▶ [GOAL OF THE EXERCISE] Report, word for word, every line of the material that contains "triangle".

▶ [Dataset entries on figures]
>> Begin
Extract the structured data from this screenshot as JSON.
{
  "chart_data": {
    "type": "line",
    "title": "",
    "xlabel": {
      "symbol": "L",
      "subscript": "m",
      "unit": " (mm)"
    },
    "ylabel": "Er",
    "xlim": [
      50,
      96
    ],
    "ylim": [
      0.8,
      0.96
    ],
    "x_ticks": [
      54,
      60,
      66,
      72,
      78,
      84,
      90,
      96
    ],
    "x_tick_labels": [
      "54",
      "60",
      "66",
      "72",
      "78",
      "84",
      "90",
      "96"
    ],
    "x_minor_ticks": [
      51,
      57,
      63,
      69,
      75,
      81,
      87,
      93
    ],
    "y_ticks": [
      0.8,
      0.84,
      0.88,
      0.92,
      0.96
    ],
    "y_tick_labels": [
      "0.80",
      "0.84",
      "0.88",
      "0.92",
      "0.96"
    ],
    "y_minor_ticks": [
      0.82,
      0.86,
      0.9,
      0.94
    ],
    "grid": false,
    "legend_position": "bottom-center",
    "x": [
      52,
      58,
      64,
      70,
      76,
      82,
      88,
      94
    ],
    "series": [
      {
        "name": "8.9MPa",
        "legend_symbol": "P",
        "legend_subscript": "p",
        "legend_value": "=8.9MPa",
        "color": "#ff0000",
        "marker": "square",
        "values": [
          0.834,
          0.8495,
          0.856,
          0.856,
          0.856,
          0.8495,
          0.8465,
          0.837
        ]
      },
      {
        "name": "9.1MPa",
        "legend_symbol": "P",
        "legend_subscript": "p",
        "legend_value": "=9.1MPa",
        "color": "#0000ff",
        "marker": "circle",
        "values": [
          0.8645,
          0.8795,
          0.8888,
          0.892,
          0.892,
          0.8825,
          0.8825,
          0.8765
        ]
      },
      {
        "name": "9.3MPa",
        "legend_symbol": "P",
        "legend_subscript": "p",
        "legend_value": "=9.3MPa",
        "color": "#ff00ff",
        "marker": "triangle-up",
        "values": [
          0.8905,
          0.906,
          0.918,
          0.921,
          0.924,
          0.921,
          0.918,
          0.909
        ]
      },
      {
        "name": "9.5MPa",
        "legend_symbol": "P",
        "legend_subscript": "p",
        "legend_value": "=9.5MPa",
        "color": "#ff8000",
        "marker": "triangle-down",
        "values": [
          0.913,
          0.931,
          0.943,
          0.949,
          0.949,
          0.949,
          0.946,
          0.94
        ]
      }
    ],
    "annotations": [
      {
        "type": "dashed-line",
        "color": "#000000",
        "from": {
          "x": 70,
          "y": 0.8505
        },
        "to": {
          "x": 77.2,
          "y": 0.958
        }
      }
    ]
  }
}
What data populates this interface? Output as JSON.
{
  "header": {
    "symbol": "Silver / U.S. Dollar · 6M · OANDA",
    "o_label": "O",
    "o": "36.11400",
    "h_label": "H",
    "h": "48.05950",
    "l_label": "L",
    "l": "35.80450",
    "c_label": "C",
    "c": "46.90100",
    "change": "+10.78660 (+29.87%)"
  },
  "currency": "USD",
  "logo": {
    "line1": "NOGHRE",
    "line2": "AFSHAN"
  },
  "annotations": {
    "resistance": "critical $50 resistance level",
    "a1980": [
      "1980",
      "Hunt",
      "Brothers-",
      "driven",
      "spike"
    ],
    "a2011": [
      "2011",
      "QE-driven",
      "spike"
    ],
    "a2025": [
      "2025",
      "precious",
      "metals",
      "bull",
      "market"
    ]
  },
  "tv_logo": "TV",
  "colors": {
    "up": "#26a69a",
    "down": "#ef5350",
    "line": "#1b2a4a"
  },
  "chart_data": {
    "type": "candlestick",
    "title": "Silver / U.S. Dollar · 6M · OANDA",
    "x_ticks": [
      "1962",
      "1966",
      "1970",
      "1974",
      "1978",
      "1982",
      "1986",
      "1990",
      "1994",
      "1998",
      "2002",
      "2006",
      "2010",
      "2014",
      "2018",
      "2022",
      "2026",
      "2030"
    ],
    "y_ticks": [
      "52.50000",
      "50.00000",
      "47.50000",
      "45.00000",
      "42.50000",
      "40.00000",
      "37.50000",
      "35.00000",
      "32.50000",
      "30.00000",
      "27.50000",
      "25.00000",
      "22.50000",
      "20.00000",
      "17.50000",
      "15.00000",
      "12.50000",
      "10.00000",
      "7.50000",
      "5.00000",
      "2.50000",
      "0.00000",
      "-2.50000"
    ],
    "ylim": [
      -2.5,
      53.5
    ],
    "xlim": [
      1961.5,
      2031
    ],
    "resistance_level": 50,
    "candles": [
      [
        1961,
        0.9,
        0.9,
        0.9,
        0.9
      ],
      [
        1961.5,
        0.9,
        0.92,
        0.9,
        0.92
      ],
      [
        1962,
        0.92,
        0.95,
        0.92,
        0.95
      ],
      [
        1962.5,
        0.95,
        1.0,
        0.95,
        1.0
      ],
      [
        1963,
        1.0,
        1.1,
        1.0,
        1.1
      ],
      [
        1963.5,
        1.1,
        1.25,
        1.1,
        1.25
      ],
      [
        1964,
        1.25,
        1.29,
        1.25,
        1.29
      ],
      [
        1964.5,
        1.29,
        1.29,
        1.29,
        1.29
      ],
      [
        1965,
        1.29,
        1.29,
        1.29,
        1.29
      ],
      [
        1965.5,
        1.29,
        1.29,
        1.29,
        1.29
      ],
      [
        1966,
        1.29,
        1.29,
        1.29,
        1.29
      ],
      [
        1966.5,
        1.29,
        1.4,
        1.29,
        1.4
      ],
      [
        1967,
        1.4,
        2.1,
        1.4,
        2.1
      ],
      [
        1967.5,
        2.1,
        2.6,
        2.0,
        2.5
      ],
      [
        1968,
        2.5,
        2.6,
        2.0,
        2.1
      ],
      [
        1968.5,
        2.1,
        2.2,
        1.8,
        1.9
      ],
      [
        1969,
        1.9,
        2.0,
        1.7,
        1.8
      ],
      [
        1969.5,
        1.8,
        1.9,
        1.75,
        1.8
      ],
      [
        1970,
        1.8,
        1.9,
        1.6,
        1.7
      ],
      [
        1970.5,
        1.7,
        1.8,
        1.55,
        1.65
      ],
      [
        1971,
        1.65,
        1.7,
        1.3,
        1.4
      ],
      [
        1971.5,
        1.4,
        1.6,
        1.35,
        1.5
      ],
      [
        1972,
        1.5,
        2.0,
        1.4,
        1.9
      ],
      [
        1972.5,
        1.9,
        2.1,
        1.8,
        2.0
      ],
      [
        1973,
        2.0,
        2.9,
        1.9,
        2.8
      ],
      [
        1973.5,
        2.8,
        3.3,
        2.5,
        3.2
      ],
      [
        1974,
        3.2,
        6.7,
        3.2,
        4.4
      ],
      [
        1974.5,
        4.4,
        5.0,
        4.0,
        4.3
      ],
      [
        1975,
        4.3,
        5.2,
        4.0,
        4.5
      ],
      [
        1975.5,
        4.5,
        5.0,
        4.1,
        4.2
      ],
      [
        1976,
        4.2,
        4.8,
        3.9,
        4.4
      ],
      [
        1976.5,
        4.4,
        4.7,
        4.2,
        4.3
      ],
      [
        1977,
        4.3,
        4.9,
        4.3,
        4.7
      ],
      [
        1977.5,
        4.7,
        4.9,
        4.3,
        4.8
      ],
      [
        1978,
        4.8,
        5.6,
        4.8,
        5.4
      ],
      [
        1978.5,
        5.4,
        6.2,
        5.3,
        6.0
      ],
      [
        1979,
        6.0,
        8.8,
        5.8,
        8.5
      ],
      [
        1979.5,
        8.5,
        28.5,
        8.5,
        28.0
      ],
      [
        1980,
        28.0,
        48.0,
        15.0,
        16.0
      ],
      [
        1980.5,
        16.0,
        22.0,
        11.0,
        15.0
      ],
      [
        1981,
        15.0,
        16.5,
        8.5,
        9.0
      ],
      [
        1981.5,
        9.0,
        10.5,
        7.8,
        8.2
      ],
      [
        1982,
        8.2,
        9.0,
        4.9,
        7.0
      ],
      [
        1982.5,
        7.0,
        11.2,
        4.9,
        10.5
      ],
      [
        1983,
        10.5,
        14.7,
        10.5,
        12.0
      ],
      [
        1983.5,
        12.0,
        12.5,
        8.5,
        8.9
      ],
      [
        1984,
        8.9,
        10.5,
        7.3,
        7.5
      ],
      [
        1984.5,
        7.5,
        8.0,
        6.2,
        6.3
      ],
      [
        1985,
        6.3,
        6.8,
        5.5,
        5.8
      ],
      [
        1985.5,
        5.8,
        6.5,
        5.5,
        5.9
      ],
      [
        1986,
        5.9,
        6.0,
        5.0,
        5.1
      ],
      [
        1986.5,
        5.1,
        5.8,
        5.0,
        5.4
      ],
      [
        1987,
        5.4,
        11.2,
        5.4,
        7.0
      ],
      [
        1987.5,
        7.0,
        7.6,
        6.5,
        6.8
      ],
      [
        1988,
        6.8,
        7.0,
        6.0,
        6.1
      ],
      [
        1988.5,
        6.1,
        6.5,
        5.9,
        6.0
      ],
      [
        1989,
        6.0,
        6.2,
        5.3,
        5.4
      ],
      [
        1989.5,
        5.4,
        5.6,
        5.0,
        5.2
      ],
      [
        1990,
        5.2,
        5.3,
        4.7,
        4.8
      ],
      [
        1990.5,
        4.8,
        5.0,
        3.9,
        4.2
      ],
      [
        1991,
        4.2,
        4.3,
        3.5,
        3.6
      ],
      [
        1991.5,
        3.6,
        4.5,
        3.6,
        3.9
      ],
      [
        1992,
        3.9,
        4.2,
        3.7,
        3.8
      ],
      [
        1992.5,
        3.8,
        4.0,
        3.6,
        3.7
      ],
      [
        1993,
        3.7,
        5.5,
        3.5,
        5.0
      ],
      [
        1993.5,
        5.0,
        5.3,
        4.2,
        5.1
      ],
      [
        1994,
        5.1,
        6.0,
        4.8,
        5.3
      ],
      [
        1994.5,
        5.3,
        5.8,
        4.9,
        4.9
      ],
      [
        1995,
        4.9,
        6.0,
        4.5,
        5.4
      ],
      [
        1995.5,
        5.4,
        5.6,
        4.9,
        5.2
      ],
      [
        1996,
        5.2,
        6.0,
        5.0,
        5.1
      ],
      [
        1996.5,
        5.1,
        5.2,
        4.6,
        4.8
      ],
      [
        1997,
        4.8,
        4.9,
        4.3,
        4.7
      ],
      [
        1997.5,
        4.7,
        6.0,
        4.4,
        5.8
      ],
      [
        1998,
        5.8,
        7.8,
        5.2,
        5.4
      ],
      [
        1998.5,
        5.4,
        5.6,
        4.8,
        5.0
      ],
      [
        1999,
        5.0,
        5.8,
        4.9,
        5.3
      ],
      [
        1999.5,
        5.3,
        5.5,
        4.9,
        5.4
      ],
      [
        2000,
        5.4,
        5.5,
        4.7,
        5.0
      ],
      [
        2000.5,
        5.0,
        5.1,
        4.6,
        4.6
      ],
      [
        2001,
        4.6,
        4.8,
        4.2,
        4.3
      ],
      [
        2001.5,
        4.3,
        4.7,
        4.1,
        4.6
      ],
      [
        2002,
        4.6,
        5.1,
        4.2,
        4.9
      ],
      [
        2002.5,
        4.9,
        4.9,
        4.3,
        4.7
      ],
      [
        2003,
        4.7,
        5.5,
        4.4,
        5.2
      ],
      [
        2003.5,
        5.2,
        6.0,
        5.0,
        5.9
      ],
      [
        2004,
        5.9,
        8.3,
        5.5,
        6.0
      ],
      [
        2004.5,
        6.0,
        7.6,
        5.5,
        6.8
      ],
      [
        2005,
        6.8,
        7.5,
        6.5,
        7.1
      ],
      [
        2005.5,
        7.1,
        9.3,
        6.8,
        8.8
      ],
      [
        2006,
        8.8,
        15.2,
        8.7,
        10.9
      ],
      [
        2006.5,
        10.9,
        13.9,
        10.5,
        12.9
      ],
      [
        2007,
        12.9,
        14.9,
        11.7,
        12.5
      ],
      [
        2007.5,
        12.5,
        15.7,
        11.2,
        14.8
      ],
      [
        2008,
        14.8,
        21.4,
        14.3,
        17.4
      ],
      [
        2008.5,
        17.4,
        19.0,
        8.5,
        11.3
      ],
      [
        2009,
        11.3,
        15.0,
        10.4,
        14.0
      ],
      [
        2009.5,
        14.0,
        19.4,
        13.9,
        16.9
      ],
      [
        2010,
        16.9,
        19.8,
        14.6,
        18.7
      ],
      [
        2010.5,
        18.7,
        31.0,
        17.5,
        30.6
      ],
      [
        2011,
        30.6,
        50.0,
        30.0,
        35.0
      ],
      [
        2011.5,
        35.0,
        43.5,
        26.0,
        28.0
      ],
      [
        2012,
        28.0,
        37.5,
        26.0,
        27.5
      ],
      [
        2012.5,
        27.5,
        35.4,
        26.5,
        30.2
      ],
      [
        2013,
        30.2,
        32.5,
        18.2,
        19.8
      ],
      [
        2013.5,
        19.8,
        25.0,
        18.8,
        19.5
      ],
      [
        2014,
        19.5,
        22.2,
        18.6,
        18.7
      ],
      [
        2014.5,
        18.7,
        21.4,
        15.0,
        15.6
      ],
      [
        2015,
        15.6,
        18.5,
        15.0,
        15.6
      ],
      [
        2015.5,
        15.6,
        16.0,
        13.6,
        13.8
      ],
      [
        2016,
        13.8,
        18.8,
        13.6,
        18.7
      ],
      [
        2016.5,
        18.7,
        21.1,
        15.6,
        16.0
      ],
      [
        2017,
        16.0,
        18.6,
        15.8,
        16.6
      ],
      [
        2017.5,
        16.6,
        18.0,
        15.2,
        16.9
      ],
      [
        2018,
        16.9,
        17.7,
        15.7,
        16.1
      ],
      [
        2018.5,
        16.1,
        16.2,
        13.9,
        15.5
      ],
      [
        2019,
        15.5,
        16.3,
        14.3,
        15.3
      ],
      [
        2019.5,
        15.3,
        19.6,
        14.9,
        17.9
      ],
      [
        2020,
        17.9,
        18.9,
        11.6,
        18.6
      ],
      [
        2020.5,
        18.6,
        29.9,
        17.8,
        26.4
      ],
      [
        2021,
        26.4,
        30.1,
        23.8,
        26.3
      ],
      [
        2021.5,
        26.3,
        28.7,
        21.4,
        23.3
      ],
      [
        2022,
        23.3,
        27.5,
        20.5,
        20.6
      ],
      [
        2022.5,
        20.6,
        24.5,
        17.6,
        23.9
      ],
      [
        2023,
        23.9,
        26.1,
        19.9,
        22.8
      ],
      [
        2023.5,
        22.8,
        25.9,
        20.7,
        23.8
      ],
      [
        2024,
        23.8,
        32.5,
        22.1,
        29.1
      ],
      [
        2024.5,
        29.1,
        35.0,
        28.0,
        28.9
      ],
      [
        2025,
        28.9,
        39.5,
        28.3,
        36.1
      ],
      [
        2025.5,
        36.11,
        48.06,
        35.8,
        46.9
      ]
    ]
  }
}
>> End
▶ [FULL ANSWER]
        "marker": "triangle-up",
        "marker": "triangle-down",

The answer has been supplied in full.